Given data:
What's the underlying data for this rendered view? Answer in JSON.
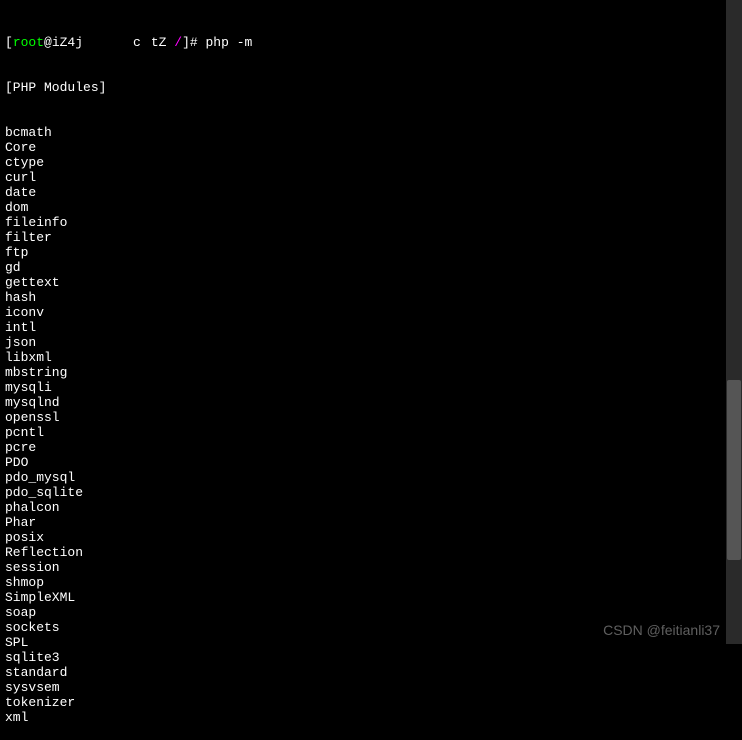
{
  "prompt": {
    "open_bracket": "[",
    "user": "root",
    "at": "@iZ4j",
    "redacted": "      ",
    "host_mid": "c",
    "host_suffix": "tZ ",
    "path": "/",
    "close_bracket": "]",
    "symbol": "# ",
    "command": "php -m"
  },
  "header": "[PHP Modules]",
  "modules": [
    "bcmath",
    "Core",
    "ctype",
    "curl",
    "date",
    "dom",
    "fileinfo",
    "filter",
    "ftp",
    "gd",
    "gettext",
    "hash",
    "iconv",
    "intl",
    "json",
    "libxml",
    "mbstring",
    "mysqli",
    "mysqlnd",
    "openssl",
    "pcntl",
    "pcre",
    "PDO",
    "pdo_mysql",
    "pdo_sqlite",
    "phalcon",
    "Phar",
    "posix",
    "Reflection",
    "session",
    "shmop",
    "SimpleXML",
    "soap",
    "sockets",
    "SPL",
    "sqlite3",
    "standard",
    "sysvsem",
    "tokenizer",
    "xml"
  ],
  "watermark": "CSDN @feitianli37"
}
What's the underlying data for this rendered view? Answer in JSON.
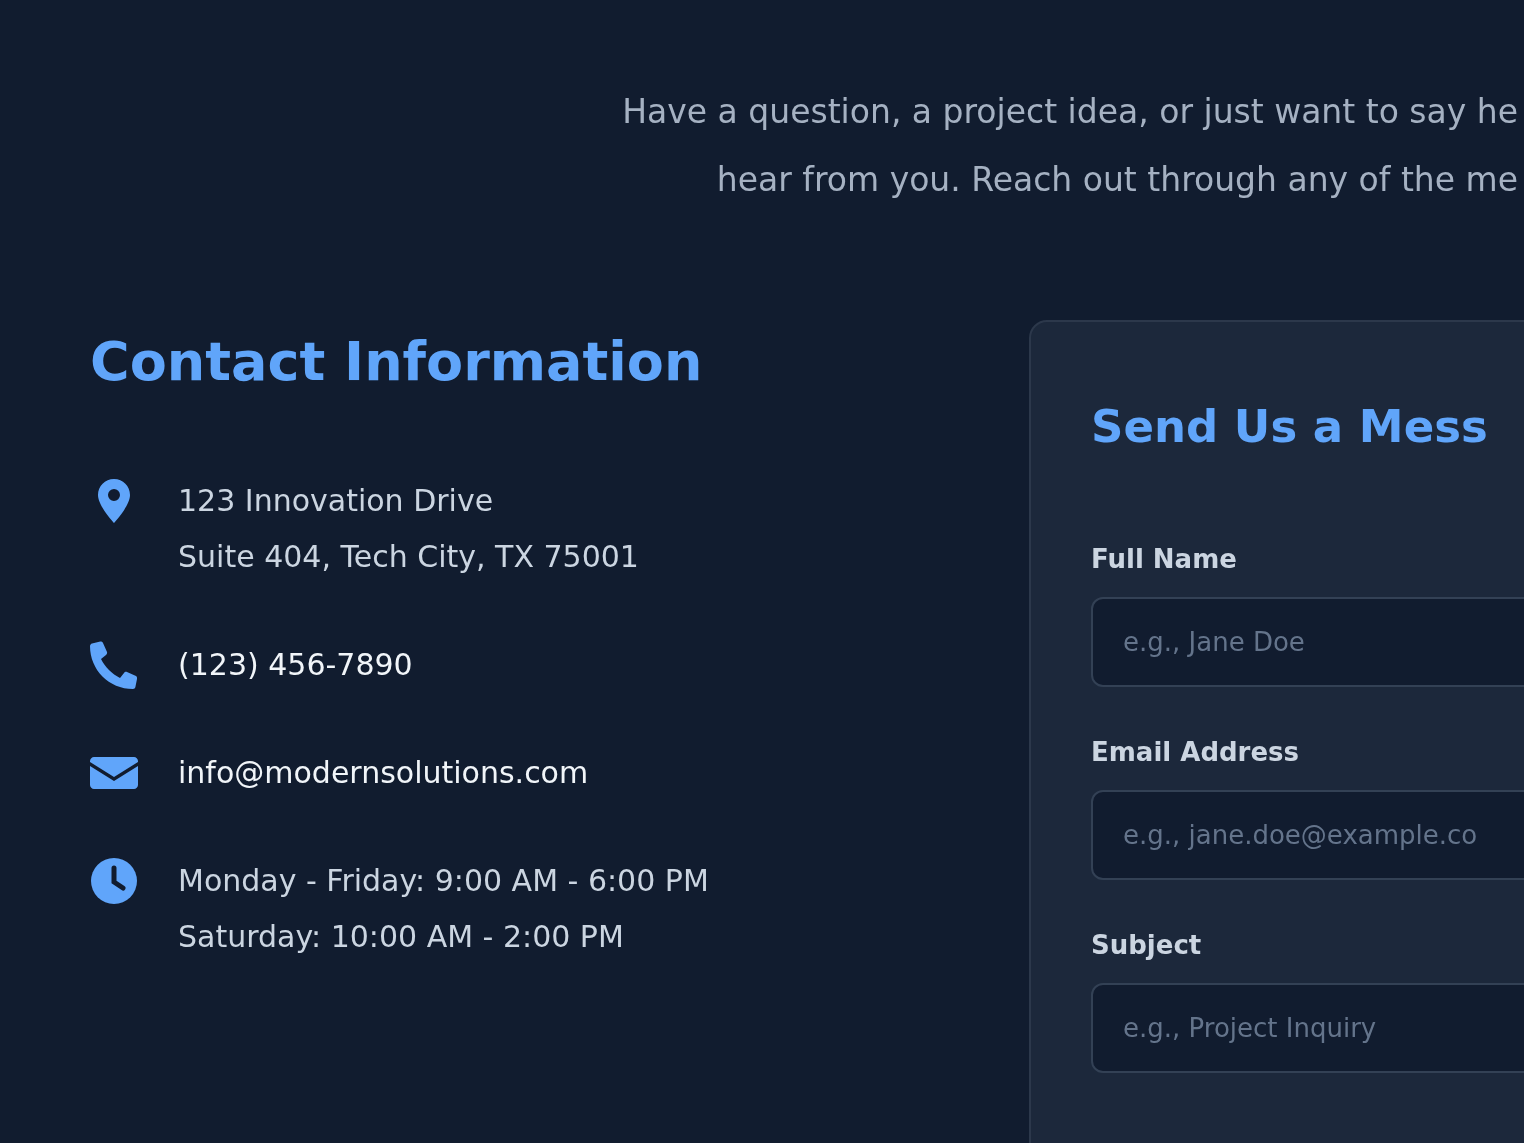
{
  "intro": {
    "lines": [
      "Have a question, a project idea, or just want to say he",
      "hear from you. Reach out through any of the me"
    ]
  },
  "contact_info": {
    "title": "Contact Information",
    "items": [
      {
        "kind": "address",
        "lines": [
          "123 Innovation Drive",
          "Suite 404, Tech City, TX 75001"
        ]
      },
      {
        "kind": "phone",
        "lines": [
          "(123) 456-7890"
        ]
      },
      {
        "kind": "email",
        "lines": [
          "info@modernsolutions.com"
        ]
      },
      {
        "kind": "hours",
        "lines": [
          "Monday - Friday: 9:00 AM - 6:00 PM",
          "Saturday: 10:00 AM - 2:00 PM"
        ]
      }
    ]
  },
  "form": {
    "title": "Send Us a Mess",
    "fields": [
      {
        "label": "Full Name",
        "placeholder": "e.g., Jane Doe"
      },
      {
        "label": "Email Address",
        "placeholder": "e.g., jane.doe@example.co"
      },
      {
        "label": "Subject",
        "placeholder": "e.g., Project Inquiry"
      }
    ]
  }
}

What is being asked:
Of the lines above, how many include the word "placeholder"? Reply with the number only.

Answer for this exercise:
3